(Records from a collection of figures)
>> Start

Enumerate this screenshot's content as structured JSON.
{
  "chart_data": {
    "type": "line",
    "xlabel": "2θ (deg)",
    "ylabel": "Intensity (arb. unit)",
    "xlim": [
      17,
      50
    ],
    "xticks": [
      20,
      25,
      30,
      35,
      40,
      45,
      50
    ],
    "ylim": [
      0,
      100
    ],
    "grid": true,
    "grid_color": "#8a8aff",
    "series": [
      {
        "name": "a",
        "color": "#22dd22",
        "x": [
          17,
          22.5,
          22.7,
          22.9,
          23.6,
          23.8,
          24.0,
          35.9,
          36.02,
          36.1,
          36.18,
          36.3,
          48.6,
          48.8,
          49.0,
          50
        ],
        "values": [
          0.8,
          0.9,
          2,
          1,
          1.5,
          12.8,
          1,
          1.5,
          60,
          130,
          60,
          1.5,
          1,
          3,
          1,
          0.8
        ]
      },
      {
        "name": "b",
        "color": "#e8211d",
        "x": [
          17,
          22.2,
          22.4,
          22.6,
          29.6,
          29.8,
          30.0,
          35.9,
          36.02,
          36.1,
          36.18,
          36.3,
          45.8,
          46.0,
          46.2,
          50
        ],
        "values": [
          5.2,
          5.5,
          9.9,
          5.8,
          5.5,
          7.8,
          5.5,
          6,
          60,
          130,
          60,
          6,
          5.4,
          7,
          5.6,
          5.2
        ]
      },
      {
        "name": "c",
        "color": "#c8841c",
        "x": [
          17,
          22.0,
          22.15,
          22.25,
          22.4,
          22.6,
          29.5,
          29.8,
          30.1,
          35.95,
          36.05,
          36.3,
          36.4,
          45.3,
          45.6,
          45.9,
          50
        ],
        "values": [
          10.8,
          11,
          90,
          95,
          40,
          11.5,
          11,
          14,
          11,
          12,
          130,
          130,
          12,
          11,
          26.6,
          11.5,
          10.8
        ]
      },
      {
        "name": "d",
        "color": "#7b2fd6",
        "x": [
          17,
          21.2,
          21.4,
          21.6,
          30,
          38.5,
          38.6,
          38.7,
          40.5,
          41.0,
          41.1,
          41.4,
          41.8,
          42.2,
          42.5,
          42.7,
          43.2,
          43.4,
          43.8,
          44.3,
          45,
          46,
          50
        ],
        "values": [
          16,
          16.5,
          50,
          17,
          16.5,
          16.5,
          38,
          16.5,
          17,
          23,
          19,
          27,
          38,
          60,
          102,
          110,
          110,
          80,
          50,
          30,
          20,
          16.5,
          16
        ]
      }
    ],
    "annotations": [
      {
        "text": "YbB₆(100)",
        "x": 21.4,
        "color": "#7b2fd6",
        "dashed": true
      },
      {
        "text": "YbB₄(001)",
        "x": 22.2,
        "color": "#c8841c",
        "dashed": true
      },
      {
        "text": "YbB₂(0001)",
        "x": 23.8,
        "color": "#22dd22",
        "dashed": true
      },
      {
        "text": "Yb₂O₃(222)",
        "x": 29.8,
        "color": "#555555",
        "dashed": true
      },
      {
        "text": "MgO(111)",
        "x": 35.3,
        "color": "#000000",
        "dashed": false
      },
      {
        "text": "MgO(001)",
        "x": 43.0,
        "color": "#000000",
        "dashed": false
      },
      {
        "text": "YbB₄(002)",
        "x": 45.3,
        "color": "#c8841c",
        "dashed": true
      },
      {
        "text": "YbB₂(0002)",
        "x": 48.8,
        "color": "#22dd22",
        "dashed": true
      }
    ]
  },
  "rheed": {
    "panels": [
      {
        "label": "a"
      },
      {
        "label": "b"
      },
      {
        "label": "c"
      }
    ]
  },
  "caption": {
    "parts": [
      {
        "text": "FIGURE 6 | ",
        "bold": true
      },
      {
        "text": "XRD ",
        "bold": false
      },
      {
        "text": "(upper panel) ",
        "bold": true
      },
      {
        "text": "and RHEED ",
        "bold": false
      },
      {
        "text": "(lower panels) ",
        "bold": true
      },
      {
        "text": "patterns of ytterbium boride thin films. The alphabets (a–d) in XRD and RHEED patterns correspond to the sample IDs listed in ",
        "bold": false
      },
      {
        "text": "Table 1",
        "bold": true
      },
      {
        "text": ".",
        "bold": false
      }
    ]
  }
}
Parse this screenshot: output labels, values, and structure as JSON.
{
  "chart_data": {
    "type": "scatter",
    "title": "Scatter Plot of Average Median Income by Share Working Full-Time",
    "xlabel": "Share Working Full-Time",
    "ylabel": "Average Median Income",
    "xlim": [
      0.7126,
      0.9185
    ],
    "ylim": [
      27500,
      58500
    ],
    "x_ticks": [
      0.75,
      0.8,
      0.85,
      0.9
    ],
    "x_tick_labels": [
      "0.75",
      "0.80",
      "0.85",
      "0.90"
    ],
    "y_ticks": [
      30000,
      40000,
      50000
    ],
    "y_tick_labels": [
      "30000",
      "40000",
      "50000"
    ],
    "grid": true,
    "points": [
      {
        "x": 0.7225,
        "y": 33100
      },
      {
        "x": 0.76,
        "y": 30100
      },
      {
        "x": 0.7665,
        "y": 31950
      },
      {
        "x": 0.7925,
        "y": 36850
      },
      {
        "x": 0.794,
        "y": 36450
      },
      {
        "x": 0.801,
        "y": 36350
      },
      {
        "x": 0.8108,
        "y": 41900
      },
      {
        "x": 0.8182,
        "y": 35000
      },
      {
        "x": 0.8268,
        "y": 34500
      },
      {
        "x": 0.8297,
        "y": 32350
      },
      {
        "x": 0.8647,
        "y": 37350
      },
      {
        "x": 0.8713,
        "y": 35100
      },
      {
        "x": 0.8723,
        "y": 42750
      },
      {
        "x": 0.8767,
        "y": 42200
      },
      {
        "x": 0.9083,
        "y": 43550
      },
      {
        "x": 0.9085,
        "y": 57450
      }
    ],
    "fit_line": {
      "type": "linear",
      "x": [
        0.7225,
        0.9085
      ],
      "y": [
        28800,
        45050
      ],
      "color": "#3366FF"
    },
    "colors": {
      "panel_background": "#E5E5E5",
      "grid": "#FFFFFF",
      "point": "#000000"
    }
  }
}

>> End

* Stated task *
Restate every record exactly, leaving nothing out.

* Answer in full *
Enumerate this screenshot's content as structured JSON.
{
  "chart_data": {
    "type": "line",
    "xlabel": "2θ (deg)",
    "ylabel": "Intensity (arb. unit)",
    "xlim": [
      17,
      50
    ],
    "xticks": [
      20,
      25,
      30,
      35,
      40,
      45,
      50
    ],
    "ylim": [
      0,
      100
    ],
    "grid": true,
    "grid_color": "#8a8aff",
    "series": [
      {
        "name": "a",
        "color": "#22dd22",
        "x": [
          17,
          22.5,
          22.7,
          22.9,
          23.6,
          23.8,
          24.0,
          35.9,
          36.02,
          36.1,
          36.18,
          36.3,
          48.6,
          48.8,
          49.0,
          50
        ],
        "values": [
          0.8,
          0.9,
          2,
          1,
          1.5,
          12.8,
          1,
          1.5,
          60,
          130,
          60,
          1.5,
          1,
          3,
          1,
          0.8
        ]
      },
      {
        "name": "b",
        "color": "#e8211d",
        "x": [
          17,
          22.2,
          22.4,
          22.6,
          29.6,
          29.8,
          30.0,
          35.9,
          36.02,
          36.1,
          36.18,
          36.3,
          45.8,
          46.0,
          46.2,
          50
        ],
        "values": [
          5.2,
          5.5,
          9.9,
          5.8,
          5.5,
          7.8,
          5.5,
          6,
          60,
          130,
          60,
          6,
          5.4,
          7,
          5.6,
          5.2
        ]
      },
      {
        "name": "c",
        "color": "#c8841c",
        "x": [
          17,
          22.0,
          22.15,
          22.25,
          22.4,
          22.6,
          29.5,
          29.8,
          30.1,
          35.95,
          36.05,
          36.3,
          36.4,
          45.3,
          45.6,
          45.9,
          50
        ],
        "values": [
          10.8,
          11,
          90,
          95,
          40,
          11.5,
          11,
          14,
          11,
          12,
          130,
          130,
          12,
          11,
          26.6,
          11.5,
          10.8
        ]
      },
      {
        "name": "d",
        "color": "#7b2fd6",
        "x": [
          17,
          21.2,
          21.4,
          21.6,
          30,
          38.5,
          38.6,
          38.7,
          40.5,
          41.0,
          41.1,
          41.4,
          41.8,
          42.2,
          42.5,
          42.7,
          43.2,
          43.4,
          43.8,
          44.3,
          45,
          46,
          50
        ],
        "values": [
          16,
          16.5,
          50,
          17,
          16.5,
          16.5,
          38,
          16.5,
          17,
          23,
          19,
          27,
          38,
          60,
          102,
          110,
          110,
          80,
          50,
          30,
          20,
          16.5,
          16
        ]
      }
    ],
    "annotations": [
      {
        "text": "YbB₆(100)",
        "x": 21.4,
        "color": "#7b2fd6",
        "dashed": true
      },
      {
        "text": "YbB₄(001)",
        "x": 22.2,
        "color": "#c8841c",
        "dashed": true
      },
      {
        "text": "YbB₂(0001)",
        "x": 23.8,
        "color": "#22dd22",
        "dashed": true
      },
      {
        "text": "Yb₂O₃(222)",
        "x": 29.8,
        "color": "#555555",
        "dashed": true
      },
      {
        "text": "MgO(111)",
        "x": 35.3,
        "color": "#000000",
        "dashed": false
      },
      {
        "text": "MgO(001)",
        "x": 43.0,
        "color": "#000000",
        "dashed": false
      },
      {
        "text": "YbB₄(002)",
        "x": 45.3,
        "color": "#c8841c",
        "dashed": true
      },
      {
        "text": "YbB₂(0002)",
        "x": 48.8,
        "color": "#22dd22",
        "dashed": true
      }
    ]
  },
  "rheed": {
    "panels": [
      {
        "label": "a"
      },
      {
        "label": "b"
      },
      {
        "label": "c"
      }
    ]
  },
  "caption": {
    "parts": [
      {
        "text": "FIGURE 6 | ",
        "bold": true
      },
      {
        "text": "XRD ",
        "bold": false
      },
      {
        "text": "(upper panel) ",
        "bold": true
      },
      {
        "text": "and RHEED ",
        "bold": false
      },
      {
        "text": "(lower panels) ",
        "bold": true
      },
      {
        "text": "patterns of ytterbium boride thin films. The alphabets (a–d) in XRD and RHEED patterns correspond to the sample IDs listed in ",
        "bold": false
      },
      {
        "text": "Table 1",
        "bold": true
      },
      {
        "text": ".",
        "bold": false
      }
    ]
  }
}
Parse this screenshot: output labels, values, and structure as JSON.
{
  "chart_data": {
    "type": "scatter",
    "title": "Scatter Plot of Average Median Income by Share Working Full-Time",
    "xlabel": "Share Working Full-Time",
    "ylabel": "Average Median Income",
    "xlim": [
      0.7126,
      0.9185
    ],
    "ylim": [
      27500,
      58500
    ],
    "x_ticks": [
      0.75,
      0.8,
      0.85,
      0.9
    ],
    "x_tick_labels": [
      "0.75",
      "0.80",
      "0.85",
      "0.90"
    ],
    "y_ticks": [
      30000,
      40000,
      50000
    ],
    "y_tick_labels": [
      "30000",
      "40000",
      "50000"
    ],
    "grid": true,
    "points": [
      {
        "x": 0.7225,
        "y": 33100
      },
      {
        "x": 0.76,
        "y": 30100
      },
      {
        "x": 0.7665,
        "y": 31950
      },
      {
        "x": 0.7925,
        "y": 36850
      },
      {
        "x": 0.794,
        "y": 36450
      },
      {
        "x": 0.801,
        "y": 36350
      },
      {
        "x": 0.8108,
        "y": 41900
      },
      {
        "x": 0.8182,
        "y": 35000
      },
      {
        "x": 0.8268,
        "y": 34500
      },
      {
        "x": 0.8297,
        "y": 32350
      },
      {
        "x": 0.8647,
        "y": 37350
      },
      {
        "x": 0.8713,
        "y": 35100
      },
      {
        "x": 0.8723,
        "y": 42750
      },
      {
        "x": 0.8767,
        "y": 42200
      },
      {
        "x": 0.9083,
        "y": 43550
      },
      {
        "x": 0.9085,
        "y": 57450
      }
    ],
    "fit_line": {
      "type": "linear",
      "x": [
        0.7225,
        0.9085
      ],
      "y": [
        28800,
        45050
      ],
      "color": "#3366FF"
    },
    "colors": {
      "panel_background": "#E5E5E5",
      "grid": "#FFFFFF",
      "point": "#000000"
    }
  }
}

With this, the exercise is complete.